Write out the material below exactly, with no line missing.

Records for this exercise:
========

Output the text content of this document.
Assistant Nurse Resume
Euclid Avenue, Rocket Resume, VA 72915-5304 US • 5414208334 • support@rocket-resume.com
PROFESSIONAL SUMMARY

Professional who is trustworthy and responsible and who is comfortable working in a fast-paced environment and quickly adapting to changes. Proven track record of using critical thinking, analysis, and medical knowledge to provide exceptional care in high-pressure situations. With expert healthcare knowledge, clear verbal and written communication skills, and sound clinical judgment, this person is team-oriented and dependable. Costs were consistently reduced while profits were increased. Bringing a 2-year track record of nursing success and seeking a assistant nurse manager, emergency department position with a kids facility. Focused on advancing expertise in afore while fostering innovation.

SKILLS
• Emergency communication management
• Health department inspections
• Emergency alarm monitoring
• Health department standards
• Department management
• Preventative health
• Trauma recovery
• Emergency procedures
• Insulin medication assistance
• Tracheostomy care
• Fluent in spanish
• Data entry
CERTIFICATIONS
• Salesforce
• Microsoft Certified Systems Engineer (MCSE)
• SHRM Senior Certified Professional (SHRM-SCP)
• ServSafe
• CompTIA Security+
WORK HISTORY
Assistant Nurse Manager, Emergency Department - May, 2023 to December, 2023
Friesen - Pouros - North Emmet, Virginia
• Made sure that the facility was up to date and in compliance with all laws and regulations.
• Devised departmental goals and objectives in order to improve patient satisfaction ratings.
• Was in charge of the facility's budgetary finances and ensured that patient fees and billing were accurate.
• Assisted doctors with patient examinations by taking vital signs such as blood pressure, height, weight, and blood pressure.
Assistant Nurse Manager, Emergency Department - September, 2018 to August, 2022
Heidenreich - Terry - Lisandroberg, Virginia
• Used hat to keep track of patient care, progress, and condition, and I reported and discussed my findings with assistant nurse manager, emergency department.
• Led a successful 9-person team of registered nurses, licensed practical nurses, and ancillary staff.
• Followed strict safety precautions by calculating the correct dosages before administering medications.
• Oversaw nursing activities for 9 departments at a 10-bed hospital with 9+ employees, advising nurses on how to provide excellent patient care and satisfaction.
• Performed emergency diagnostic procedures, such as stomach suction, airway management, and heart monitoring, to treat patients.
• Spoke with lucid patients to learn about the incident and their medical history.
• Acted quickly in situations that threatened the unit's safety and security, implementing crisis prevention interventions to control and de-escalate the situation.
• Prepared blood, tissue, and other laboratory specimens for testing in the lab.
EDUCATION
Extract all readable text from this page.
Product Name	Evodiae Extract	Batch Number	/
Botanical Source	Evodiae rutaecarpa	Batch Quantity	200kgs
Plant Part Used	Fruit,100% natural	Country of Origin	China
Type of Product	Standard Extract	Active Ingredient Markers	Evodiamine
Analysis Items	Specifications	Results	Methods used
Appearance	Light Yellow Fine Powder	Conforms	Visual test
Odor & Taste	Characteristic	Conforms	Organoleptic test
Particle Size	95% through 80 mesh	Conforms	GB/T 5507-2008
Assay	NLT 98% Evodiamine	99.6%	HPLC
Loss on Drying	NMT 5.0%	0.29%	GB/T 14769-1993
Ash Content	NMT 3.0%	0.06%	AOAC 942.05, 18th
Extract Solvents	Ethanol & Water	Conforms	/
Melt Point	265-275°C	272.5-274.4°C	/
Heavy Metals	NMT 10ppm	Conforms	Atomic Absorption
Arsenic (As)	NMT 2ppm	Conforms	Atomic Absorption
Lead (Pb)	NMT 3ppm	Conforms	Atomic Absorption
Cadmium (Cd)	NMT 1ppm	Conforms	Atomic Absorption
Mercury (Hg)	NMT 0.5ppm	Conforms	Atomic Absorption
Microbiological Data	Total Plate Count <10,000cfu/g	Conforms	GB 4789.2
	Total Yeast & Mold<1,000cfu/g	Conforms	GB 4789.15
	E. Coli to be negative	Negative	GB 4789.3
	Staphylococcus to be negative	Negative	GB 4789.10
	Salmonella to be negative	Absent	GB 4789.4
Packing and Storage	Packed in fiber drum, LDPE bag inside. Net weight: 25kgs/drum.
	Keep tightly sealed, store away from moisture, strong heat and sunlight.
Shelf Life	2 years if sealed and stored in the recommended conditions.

========

Written reply:
Output the text content of this document.
Assistant Nurse Resume
Euclid Avenue, Rocket Resume, VA 72915-5304 US • 5414208334 • support@rocket-resume.com
PROFESSIONAL SUMMARY

Professional who is trustworthy and responsible and who is comfortable working in a fast-paced environment and quickly adapting to changes. Proven track record of using critical thinking, analysis, and medical knowledge to provide exceptional care in high-pressure situations. With expert healthcare knowledge, clear verbal and written communication skills, and sound clinical judgment, this person is team-oriented and dependable. Costs were consistently reduced while profits were increased. Bringing a 2-year track record of nursing success and seeking a assistant nurse manager, emergency department position with a kids facility. Focused on advancing expertise in afore while fostering innovation.

SKILLS
• Emergency communication management
• Health department inspections
• Emergency alarm monitoring
• Health department standards
• Department management
• Preventative health
• Trauma recovery
• Emergency procedures
• Insulin medication assistance
• Tracheostomy care
• Fluent in spanish
• Data entry
CERTIFICATIONS
• Salesforce
• Microsoft Certified Systems Engineer (MCSE)
• SHRM Senior Certified Professional (SHRM-SCP)
• ServSafe
• CompTIA Security+
WORK HISTORY
Assistant Nurse Manager, Emergency Department - May, 2023 to December, 2023
Friesen - Pouros - North Emmet, Virginia
• Made sure that the facility was up to date and in compliance with all laws and regulations.
• Devised departmental goals and objectives in order to improve patient satisfaction ratings.
• Was in charge of the facility's budgetary finances and ensured that patient fees and billing were accurate.
• Assisted doctors with patient examinations by taking vital signs such as blood pressure, height, weight, and blood pressure.
Assistant Nurse Manager, Emergency Department - September, 2018 to August, 2022
Heidenreich - Terry - Lisandroberg, Virginia
• Used hat to keep track of patient care, progress, and condition, and I reported and discussed my findings with assistant nurse manager, emergency department.
• Led a successful 9-person team of registered nurses, licensed practical nurses, and ancillary staff.
• Followed strict safety precautions by calculating the correct dosages before administering medications.
• Oversaw nursing activities for 9 departments at a 10-bed hospital with 9+ employees, advising nurses on how to provide excellent patient care and satisfaction.
• Performed emergency diagnostic procedures, such as stomach suction, airway management, and heart monitoring, to treat patients.
• Spoke with lucid patients to learn about the incident and their medical history.
• Acted quickly in situations that threatened the unit's safety and security, implementing crisis prevention interventions to control and de-escalate the situation.
• Prepared blood, tissue, and other laboratory specimens for testing in the lab.
EDUCATION
Extract all readable text from this page.
Product Name	Evodiae Extract	Batch Number	/
Botanical Source	Evodiae rutaecarpa	Batch Quantity	200kgs
Plant Part Used	Fruit,100% natural	Country of Origin	China
Type of Product	Standard Extract	Active Ingredient Markers	Evodiamine
Analysis Items	Specifications	Results	Methods used
Appearance	Light Yellow Fine Powder	Conforms	Visual test
Odor & Taste	Characteristic	Conforms	Organoleptic test
Particle Size	95% through 80 mesh	Conforms	GB/T 5507-2008
Assay	NLT 98% Evodiamine	99.6%	HPLC
Loss on Drying	NMT 5.0%	0.29%	GB/T 14769-1993
Ash Content	NMT 3.0%	0.06%	AOAC 942.05, 18th
Extract Solvents	Ethanol & Water	Conforms	/
Melt Point	265-275°C	272.5-274.4°C	/
Heavy Metals	NMT 10ppm	Conforms	Atomic Absorption
Arsenic (As)	NMT 2ppm	Conforms	Atomic Absorption
Lead (Pb)	NMT 3ppm	Conforms	Atomic Absorption
Cadmium (Cd)	NMT 1ppm	Conforms	Atomic Absorption
Mercury (Hg)	NMT 0.5ppm	Conforms	Atomic Absorption
Microbiological Data	Total Plate Count <10,000cfu/g	Conforms	GB 4789.2
	Total Yeast & Mold<1,000cfu/g	Conforms	GB 4789.15
	E. Coli to be negative	Negative	GB 4789.3
	Staphylococcus to be negative	Negative	GB 4789.10
	Salmonella to be negative	Absent	GB 4789.4
Packing and Storage	Packed in fiber drum, LDPE bag inside. Net weight: 25kgs/drum.
	Keep tightly sealed, store away from moisture, strong heat and sunlight.
Shelf Life	2 years if sealed and stored in the recommended conditions.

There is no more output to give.